====== TEXTO DE LECTURA ======

9. Ninguno de estos problemas existiría si tuviéramos una legislación completa para las telecomunicaciones y la radiodifusión. La indolencia de la mayoría de los legisladores, de todos los partidos, mantiene estancada la reforma legal que el país necesita en ese aspecto. En ambas cámaras del Congreso se encuentra, aún sin dictaminar, la iniciativa de Ley Federal de Telecomunicaciones y Servicios Audiovisuales presentada en abril pasado.

10. Mientras el gobierno se confunde y a su vez confunde a la sociedad ufanándose de una televisión digital que todavía no construye, se ensancha la cascada de privilegios de quienes han acaparado la televisión mexicana. La Comisión Federal de Telecomunicaciones resolvió de manera irregular la Licitación 21, que significó la adjudicación a Televisa y Nextel de una franja de 30 MHz por un enganche de 180 millones de pesos (en contraste con los 5068 millones de pesos que otras empresas estuvieron dispuestas a pagar por un segmento de espectro radioeléctrico de las mismas dimensiones). Ahora, la Secretaría de Comunicaciones y Transportes está demorando la entrega formal de esas frecuencias pero no por respeto a las inconformidades judiciales de algunas empresas afectadas con esa licitación.

====== MATERIAL MOSTRADO ======

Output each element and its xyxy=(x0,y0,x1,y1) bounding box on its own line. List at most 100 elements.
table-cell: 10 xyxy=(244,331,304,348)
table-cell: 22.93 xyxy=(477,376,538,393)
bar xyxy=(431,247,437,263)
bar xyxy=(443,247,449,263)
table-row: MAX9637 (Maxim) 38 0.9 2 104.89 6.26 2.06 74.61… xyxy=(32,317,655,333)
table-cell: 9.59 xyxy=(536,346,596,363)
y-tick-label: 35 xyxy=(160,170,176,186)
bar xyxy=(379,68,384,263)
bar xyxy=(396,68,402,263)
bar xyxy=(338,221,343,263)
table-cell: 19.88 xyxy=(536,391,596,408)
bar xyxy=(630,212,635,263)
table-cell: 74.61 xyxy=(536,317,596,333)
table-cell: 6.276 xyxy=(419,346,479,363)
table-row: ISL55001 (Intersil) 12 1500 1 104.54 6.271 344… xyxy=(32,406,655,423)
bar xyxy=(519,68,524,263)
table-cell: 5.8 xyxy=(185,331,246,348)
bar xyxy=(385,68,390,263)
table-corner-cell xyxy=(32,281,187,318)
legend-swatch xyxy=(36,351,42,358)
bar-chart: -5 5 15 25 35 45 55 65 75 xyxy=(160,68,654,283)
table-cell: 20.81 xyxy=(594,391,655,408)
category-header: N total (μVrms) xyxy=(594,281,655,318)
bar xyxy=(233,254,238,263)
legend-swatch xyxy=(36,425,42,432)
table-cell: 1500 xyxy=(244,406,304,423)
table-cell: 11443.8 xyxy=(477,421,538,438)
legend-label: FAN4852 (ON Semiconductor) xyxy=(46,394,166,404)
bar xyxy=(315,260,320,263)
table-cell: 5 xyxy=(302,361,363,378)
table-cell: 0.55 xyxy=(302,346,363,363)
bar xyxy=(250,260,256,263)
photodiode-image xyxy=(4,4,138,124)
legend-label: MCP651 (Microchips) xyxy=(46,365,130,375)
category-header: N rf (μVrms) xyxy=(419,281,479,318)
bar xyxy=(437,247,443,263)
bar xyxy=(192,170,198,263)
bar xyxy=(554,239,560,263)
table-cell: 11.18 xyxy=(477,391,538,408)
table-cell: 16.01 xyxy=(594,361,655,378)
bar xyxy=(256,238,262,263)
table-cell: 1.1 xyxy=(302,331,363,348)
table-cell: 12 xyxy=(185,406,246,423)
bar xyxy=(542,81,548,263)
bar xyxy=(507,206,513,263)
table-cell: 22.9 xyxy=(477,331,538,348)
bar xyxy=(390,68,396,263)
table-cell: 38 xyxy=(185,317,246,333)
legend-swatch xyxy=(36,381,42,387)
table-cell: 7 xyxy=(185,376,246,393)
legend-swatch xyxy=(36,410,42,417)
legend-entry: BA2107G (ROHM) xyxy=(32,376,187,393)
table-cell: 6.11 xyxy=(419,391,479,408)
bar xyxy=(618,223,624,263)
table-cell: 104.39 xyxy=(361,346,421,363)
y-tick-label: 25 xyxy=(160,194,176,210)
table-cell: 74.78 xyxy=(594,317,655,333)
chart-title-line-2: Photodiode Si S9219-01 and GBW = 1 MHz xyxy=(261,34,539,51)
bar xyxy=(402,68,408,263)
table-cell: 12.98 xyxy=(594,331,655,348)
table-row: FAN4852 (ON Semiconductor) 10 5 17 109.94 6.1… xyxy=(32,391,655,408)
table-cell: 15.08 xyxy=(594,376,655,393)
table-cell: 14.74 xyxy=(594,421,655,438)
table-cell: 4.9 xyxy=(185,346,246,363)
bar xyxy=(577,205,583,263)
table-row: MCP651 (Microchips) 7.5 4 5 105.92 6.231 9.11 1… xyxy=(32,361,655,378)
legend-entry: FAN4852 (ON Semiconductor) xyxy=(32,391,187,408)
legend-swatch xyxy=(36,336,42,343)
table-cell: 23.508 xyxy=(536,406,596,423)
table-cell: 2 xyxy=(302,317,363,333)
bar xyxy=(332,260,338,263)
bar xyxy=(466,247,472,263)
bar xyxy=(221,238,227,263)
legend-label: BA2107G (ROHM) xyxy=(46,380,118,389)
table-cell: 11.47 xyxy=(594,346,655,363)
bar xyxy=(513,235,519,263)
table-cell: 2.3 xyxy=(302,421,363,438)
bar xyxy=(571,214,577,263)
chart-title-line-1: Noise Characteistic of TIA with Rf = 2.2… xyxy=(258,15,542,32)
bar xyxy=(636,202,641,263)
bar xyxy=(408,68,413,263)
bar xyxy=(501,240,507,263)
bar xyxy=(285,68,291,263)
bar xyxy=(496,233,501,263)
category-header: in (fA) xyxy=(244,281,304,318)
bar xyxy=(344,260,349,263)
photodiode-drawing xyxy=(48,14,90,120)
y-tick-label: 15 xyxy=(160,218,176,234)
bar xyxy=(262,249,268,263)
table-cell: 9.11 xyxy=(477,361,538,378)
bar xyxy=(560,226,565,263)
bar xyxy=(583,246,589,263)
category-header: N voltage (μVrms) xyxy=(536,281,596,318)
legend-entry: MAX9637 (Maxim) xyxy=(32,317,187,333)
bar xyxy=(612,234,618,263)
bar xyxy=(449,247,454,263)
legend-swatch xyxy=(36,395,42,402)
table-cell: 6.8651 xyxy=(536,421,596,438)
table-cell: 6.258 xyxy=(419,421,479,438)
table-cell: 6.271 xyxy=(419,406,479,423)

======

## QUÉ DEBES HACER
Reescribe como lista el párrafo de la lectura que comienza con «Mientras el gobierno se confunde» y conserva sus datos principales.

## RESPUESTA A CONTINUACIÓN
- El gobierno se confunde y confunde a la sociedad al presumir una televisión digital que todavía no construye.
- Al mismo tiempo, crecen los privilegios de quienes han acaparado la televisión mexicana.
- La Comisión Federal de Telecomunicaciones resolvió de manera irregular la Licitación 21.
- Con esa licitación se adjudicó a Televisa y Nextel una franja de 30 MHz por un enganche de 180 millones de pesos.
- Otras empresas estaban dispuestas a pagar 5068 millones de pesos por un segmento de espectro radioeléctrico de las mismas dimensiones.
- La Secretaría de Comunicaciones y Transportes demora la entrega formal de esas frecuencias, aunque no por respeto a las inconformidades judiciales de algunas empresas afectadas.